* START Data excerpts *

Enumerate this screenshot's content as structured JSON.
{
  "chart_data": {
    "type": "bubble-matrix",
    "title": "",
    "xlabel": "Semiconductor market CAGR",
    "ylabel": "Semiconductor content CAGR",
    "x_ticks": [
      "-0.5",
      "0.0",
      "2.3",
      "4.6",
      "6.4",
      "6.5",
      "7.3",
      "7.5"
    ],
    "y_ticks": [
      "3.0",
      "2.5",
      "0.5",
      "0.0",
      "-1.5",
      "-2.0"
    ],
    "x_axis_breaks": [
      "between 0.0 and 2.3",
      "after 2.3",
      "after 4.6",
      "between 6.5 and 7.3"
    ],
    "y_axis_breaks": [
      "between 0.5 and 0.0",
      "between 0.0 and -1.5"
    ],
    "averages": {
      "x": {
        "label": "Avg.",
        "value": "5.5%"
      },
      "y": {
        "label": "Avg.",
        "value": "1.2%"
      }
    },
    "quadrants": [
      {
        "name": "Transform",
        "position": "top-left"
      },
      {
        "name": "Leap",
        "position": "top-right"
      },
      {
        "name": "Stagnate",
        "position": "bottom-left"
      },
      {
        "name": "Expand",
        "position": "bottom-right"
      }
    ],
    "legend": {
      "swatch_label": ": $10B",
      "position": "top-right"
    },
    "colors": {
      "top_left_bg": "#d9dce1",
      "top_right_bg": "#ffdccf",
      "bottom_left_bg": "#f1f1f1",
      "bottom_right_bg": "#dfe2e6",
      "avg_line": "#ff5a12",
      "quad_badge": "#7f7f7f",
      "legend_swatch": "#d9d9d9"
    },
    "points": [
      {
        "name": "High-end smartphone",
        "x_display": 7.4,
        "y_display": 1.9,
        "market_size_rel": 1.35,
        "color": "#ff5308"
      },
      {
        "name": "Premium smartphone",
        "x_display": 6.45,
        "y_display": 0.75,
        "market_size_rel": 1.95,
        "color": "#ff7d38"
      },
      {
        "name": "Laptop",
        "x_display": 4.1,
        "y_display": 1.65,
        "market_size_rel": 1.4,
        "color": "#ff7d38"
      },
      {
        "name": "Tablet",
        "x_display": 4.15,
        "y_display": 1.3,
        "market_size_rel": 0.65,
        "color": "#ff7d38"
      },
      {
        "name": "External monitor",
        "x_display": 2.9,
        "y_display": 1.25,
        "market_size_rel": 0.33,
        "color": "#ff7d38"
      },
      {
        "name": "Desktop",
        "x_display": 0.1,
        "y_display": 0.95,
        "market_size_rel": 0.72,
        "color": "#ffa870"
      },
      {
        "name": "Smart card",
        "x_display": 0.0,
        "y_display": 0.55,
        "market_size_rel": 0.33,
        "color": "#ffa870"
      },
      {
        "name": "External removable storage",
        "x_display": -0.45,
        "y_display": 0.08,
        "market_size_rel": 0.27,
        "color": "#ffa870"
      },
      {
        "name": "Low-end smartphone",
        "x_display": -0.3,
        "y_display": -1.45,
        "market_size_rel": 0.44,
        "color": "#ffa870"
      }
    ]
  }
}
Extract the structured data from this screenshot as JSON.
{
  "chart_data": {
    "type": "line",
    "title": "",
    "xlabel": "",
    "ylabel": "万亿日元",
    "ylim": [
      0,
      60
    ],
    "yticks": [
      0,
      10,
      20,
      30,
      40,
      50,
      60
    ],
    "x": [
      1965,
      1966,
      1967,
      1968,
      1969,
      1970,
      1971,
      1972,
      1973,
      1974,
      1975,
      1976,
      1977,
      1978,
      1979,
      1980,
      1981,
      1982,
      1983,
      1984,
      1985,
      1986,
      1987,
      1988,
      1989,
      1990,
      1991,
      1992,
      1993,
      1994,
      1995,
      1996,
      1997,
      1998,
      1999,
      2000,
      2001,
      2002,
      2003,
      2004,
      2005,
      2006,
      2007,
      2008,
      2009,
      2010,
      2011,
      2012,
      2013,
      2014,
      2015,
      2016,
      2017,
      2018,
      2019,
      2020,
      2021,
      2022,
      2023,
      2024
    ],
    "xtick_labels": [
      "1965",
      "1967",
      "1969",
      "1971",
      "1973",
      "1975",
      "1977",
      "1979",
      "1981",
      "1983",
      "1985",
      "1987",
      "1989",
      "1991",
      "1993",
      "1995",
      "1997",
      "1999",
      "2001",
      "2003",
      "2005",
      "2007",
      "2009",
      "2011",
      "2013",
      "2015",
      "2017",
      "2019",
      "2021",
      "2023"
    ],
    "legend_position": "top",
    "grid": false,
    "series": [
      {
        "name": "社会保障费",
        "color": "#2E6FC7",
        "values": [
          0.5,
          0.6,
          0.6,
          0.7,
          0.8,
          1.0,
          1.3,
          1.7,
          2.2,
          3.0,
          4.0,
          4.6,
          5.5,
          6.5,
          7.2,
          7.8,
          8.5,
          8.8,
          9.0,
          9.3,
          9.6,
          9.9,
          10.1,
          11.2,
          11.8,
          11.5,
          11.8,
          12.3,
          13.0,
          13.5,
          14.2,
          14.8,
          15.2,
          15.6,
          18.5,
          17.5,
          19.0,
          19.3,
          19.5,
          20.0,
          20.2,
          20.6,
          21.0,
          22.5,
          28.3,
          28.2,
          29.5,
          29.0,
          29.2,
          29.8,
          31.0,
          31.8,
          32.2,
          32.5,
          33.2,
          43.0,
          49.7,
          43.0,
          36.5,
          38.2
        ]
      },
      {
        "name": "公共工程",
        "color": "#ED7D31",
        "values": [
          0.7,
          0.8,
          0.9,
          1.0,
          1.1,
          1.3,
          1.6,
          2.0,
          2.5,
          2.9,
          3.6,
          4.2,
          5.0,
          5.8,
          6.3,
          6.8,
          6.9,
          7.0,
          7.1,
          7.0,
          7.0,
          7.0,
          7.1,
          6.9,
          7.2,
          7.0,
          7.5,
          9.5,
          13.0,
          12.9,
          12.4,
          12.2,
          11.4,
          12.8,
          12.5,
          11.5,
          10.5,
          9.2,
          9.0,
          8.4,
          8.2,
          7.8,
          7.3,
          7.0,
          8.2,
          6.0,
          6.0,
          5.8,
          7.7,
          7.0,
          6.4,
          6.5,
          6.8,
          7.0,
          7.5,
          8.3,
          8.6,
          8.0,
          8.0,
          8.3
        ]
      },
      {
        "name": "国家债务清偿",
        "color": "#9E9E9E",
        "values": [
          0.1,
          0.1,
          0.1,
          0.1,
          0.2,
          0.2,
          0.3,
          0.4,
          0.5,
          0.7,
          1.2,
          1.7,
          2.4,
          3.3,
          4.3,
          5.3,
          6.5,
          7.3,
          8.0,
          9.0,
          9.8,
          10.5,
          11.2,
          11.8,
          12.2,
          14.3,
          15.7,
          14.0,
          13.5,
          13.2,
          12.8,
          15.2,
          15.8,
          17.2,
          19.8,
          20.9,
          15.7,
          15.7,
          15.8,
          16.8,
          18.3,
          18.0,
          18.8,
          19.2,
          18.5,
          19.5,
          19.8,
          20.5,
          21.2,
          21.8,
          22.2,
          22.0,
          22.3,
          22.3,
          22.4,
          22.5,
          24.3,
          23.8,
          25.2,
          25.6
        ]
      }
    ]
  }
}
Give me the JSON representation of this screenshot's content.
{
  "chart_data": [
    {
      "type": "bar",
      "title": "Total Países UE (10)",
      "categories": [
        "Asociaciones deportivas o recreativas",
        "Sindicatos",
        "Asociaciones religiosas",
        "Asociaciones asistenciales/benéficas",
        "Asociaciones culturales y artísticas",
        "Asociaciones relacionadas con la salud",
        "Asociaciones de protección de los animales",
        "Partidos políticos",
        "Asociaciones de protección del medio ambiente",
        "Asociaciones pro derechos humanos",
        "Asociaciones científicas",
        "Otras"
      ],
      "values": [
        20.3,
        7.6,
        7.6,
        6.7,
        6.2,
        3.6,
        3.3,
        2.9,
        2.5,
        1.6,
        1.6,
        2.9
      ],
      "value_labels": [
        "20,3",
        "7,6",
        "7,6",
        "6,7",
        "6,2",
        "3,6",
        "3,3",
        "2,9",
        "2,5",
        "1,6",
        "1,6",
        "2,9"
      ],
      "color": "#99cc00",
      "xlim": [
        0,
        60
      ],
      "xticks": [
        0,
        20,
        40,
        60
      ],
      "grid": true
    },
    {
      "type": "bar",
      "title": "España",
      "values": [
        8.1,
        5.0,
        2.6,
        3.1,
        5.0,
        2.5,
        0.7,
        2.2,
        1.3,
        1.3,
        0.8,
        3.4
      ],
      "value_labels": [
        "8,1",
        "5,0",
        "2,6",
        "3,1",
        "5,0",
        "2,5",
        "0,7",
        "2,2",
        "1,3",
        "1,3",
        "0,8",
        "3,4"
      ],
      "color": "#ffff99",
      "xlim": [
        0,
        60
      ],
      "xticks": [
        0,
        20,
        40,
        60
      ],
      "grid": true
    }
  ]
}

* END Data excerpts *

Tell how many lines of the material above hold "CAGR", answering with a bare number.

2